Available data

╭──

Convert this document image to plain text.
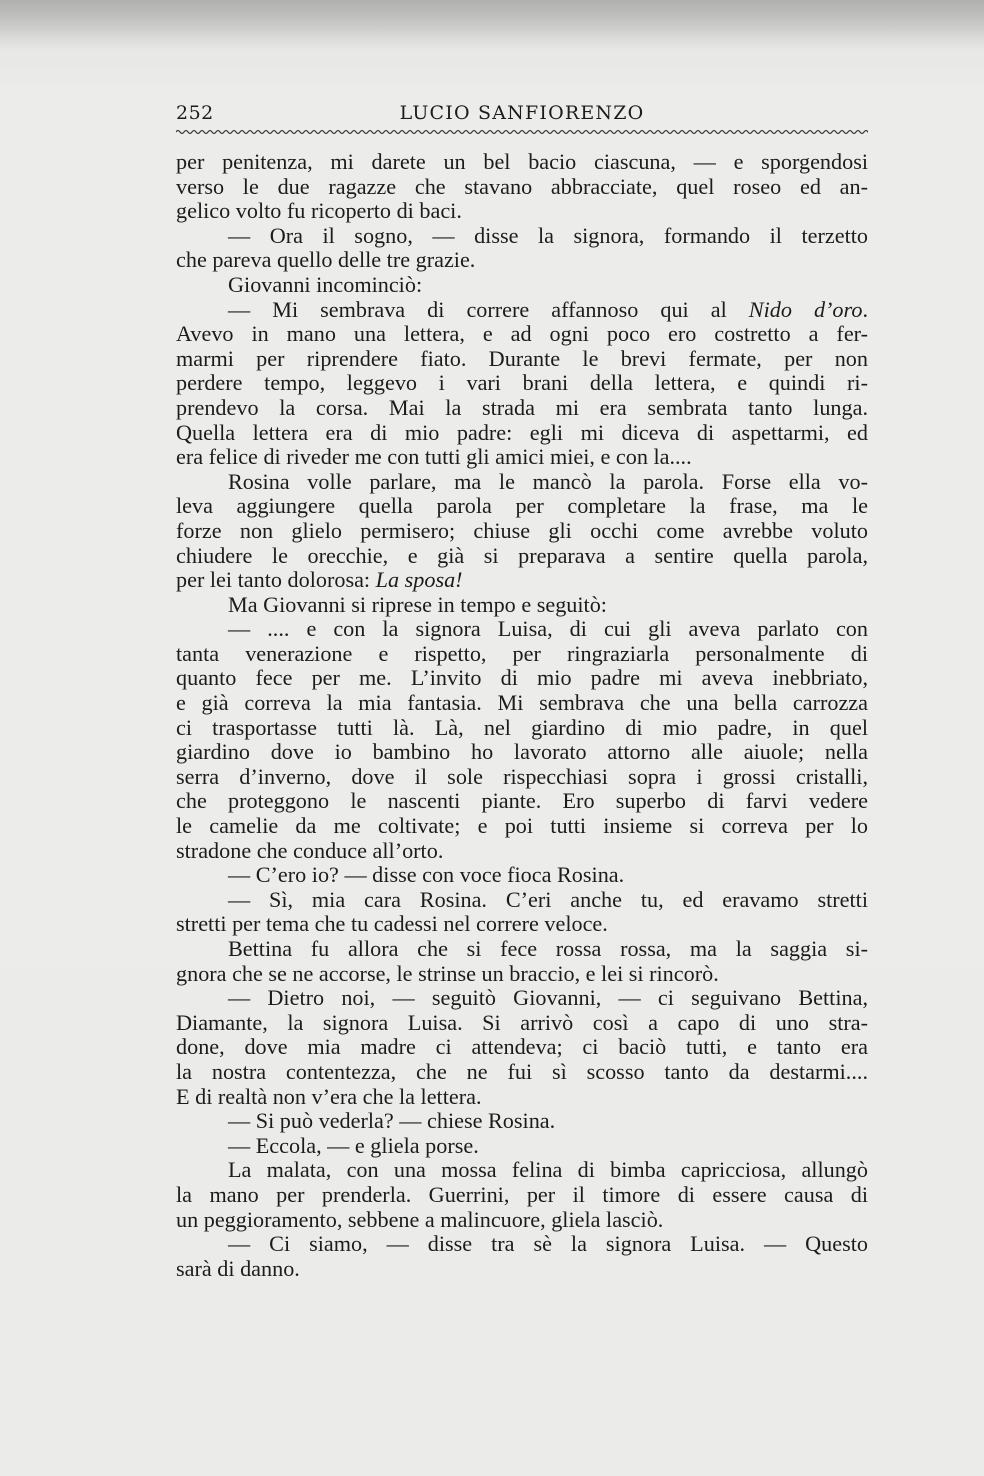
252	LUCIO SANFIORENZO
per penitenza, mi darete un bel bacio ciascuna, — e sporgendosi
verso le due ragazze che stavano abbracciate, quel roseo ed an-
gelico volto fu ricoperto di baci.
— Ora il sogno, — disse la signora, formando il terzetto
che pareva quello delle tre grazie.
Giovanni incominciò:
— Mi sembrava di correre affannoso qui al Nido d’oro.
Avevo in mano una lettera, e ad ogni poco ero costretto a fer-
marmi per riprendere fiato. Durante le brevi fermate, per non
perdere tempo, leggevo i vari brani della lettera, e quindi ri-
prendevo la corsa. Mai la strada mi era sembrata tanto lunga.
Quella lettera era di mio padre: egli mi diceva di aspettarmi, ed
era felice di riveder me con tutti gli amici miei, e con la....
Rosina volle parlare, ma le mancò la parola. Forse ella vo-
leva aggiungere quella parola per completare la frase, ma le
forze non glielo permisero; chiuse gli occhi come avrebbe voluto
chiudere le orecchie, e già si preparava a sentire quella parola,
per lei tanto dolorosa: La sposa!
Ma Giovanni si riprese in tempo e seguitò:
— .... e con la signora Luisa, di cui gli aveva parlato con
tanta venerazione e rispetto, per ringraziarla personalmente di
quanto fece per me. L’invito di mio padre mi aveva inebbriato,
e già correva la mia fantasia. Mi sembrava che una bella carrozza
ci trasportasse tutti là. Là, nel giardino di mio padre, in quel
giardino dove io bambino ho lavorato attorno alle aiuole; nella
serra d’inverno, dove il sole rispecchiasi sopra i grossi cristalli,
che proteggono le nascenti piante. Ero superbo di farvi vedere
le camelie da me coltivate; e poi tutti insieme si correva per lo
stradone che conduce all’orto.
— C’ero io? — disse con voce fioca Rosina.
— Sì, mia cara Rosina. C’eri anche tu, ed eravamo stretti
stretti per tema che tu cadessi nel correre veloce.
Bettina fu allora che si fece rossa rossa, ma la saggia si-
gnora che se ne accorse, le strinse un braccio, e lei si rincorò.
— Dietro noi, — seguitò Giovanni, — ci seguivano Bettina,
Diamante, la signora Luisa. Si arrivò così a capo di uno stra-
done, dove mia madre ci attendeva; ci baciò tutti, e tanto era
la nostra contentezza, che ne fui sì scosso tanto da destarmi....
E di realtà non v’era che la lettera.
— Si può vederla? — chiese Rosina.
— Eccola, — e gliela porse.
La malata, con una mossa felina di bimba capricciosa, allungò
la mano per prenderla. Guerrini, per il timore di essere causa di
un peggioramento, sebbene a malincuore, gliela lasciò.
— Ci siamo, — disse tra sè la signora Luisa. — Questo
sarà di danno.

╰──
╭──

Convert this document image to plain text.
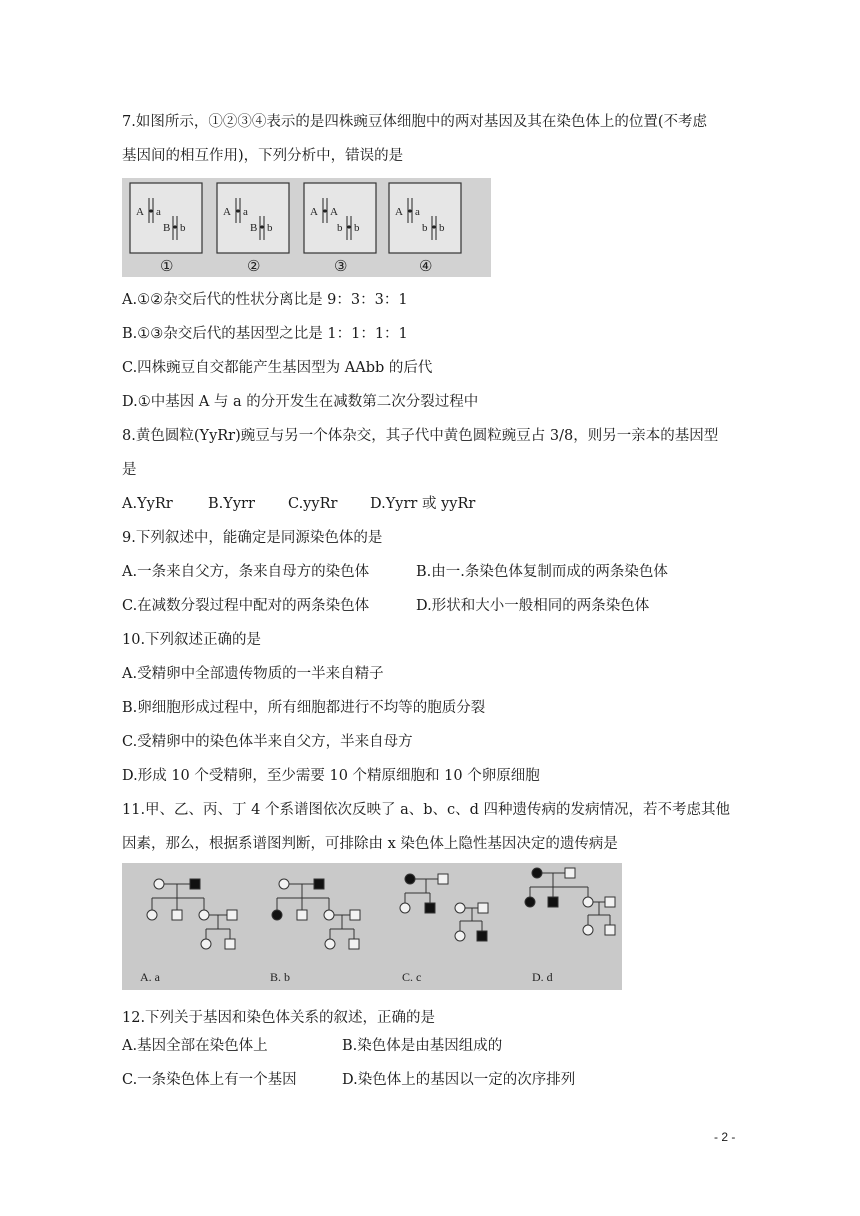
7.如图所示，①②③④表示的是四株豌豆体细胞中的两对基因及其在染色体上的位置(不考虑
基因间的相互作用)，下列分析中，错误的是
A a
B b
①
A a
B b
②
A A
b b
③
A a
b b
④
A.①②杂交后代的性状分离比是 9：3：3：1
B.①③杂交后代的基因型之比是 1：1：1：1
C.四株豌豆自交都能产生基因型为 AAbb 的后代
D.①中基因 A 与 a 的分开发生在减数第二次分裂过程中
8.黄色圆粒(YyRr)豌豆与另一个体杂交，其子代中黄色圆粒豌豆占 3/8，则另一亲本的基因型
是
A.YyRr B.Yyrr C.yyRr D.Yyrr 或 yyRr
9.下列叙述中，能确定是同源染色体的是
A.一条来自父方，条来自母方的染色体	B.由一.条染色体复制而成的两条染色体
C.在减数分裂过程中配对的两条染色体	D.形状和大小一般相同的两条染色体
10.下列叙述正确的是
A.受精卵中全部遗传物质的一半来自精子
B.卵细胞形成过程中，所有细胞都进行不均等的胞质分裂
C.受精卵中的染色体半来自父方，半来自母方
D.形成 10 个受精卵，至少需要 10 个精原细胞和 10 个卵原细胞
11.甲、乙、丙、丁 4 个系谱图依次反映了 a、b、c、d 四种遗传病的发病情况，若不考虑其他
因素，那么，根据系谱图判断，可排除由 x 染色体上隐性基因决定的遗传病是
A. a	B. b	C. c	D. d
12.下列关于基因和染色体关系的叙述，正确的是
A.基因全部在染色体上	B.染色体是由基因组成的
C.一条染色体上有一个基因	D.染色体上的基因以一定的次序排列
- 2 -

╰──

Aim
List every line from the entries above in which "seguitò" appears.

Task answer
Ma Giovanni si riprese in tempo e seguitò:
— Dietro noi, — seguitò Giovanni, — ci seguivano Bettina,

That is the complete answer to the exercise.